| Artículo |
--
Cuando se rechaza la comunión para preservar el propio yo (miedo a ser utilizados, explotados, cosificados, absorbidos, engullidos por los demás, como dicen los psicólogos), entonces, psicológicamente (y también espiritualmente) estamos ya muertos.
Según Jung, el que ha alcanzado el más alto nivel de personalización al que puede llegar el ser humano es Jesús cuando grita en la cruz: “¡Dios mío, Dios mío, ¿por qué me has abandonado?!” (Mt 27, 46; Mc 15, 34), porque precisamente en el momento en el que Dios hace la experiencia del hombre mortal, su naturaleza humana alcanza la divina…
Otros puntos fundamentales de la espiritualidad de la unidad son: vivir la Palabra e imitar a María
En quien vive la Palabra se pone de relieve que la persona auténtica es simple y, porque es simple, es libre, pues todo apego a uno mismo y a las cosas destruye el yo, lo resquebraja, ya sea porque favorece el orgullo y la autocomplacencia, como porque construye ese “falso yo” que los psicólogos llaman “ego”.
El problema del hombre hoy radica precisamente en la necesidad de reconstruir un yo íntegro, libre de las tendencias del ego, es decir, de toda clase de avidez o posesión, porque el yo íntegro lo posee quien sabe vaciarse, despojarse, para enriquecerse en la comunión con los demás.
Y todo esto lo enseña el Evangelio.
María es el icono de este desprendimiento, sobre todo en su desolación a los pies de su Hijo crucificado, al que pierde. Pero en ese vacío inmenso entran todos los hijos de Dios.
Y por último: la unidad
Psicológicamente, para un individuo no es posible tener “el sentido de la propia identidad” si no hay otros que lo reconozcan como sujeto.
Psicólogos de todas las tendencias afirman que los seres humanos necesitan confirmarse el uno al otro en su individualidad mediante encuentros y contactos genuinos.
De hecho hay necesidad de sentirse y de ser reconocidos como “distintos” para poder darse a los demás.
--
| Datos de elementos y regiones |
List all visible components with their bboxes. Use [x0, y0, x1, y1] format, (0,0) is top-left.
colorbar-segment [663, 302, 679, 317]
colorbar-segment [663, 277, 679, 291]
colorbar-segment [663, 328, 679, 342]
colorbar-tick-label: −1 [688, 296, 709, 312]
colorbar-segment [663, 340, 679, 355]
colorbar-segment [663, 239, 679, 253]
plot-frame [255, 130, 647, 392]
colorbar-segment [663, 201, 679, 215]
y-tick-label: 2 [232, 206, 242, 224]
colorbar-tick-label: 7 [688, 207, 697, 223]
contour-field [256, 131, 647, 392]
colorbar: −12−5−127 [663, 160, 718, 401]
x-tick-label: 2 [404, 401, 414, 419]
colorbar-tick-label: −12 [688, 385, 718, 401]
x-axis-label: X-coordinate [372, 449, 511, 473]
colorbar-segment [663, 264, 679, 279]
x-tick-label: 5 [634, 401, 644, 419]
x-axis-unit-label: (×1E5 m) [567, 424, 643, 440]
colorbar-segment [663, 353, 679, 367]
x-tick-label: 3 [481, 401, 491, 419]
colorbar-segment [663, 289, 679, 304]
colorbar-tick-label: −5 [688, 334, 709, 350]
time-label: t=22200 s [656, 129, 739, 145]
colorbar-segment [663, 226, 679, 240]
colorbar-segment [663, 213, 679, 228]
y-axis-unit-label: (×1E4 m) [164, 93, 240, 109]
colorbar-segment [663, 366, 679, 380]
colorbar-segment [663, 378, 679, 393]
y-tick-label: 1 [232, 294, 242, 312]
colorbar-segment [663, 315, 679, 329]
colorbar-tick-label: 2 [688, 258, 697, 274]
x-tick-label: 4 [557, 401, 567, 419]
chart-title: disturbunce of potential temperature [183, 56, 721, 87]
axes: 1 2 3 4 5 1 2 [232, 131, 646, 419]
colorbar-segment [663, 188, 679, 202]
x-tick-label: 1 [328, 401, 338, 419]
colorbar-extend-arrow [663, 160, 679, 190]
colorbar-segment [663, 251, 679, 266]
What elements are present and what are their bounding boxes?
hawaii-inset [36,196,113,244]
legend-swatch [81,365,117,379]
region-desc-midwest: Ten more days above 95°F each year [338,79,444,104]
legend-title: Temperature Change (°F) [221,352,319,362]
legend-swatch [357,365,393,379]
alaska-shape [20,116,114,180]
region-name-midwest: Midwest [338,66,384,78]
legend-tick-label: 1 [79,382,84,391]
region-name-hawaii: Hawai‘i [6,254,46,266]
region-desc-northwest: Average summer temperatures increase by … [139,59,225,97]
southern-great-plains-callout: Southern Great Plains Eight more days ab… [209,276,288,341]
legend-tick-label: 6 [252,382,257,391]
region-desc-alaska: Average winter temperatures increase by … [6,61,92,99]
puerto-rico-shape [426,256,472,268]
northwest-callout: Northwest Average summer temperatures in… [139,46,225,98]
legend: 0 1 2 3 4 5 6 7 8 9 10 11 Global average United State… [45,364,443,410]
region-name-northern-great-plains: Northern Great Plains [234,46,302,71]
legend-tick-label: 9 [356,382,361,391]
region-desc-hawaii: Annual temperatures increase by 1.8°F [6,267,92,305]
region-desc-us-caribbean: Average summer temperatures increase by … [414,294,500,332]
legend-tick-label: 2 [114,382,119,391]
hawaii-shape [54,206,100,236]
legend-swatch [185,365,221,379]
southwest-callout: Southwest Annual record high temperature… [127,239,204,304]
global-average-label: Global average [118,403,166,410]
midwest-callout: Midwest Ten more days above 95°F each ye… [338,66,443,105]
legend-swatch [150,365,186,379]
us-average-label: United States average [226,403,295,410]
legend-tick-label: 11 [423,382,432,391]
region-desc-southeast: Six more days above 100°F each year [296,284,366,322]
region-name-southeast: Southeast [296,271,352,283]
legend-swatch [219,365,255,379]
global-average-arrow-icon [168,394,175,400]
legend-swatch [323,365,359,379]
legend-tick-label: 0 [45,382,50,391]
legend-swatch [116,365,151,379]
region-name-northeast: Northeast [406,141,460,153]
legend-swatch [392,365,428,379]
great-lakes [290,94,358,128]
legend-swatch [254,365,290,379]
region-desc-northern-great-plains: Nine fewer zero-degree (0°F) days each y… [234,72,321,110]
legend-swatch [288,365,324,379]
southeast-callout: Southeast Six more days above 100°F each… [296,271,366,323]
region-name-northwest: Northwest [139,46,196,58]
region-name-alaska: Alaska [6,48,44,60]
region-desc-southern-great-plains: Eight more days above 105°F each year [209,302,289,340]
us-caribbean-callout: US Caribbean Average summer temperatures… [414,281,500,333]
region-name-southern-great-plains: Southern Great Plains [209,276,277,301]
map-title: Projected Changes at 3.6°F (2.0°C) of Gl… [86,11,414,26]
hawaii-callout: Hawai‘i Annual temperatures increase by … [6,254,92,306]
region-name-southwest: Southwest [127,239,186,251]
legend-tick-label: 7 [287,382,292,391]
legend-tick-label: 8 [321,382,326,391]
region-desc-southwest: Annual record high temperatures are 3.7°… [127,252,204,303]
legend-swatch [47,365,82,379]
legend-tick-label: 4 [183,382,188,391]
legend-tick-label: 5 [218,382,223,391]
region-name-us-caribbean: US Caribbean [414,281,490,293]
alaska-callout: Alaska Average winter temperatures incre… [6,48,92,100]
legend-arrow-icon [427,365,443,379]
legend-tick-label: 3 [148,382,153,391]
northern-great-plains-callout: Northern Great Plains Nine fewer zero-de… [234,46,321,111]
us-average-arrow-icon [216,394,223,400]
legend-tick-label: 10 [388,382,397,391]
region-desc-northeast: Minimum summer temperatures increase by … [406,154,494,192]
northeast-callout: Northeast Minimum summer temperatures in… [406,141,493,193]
--
Por favor, retoma el artículo sobre la espiritualidad de la unidad y continúalo a partir de su última oración. Las entradas no tienen ningún papel en esto.

| Respuesta del ejercicio |
Pero para ser un don personal es necesario entrar en comunión. Y aquí está la diferencia entre los llamados “grupos psicológicos” y la comunidad cristiana como Jesús la ha concebido. Un grupo psicológico se compone de individuos que se asocian en función de un objetivo preciso (un club deportivo, una asociación civil, política o religiosa, sindicatos, colegios, seminarios…) y que por eso interactúan limitándose a los intereses comunes que persiguen, pero para todo lo demás cada uno permanece encerrado en sí mismo.
La comunidad cristiana, en cambio, no se forma por motivaciones extrínsecas, sino por la naturaleza del amor, que crea comunión.
Y que esta es posible lo demuestra la experiencia. Es evidente que el motivo por el que se realiza proviene de la invitación de Jesús: “Ámense como yo los he amado”, “Sean uno…” (cf. Jn 15, 12; 17, 21), y es de naturaleza religiosa; pero los efectos psicológicos son extraordinarios: cada uno, siendo relación de amor con los demás, se realiza como persona auténtica.
Esta es, brevemente, tal como yo puedo presentarla, la espiritualidad de la unidad desde un punto de vista psicológico ·
Fuente: Lubich Ch. (2017). La doctrina espiritual. Buenos Aires: Ciudad Nueva.
Artículo publicado en la edición Nº 629 de la revista Ciudad Nueva.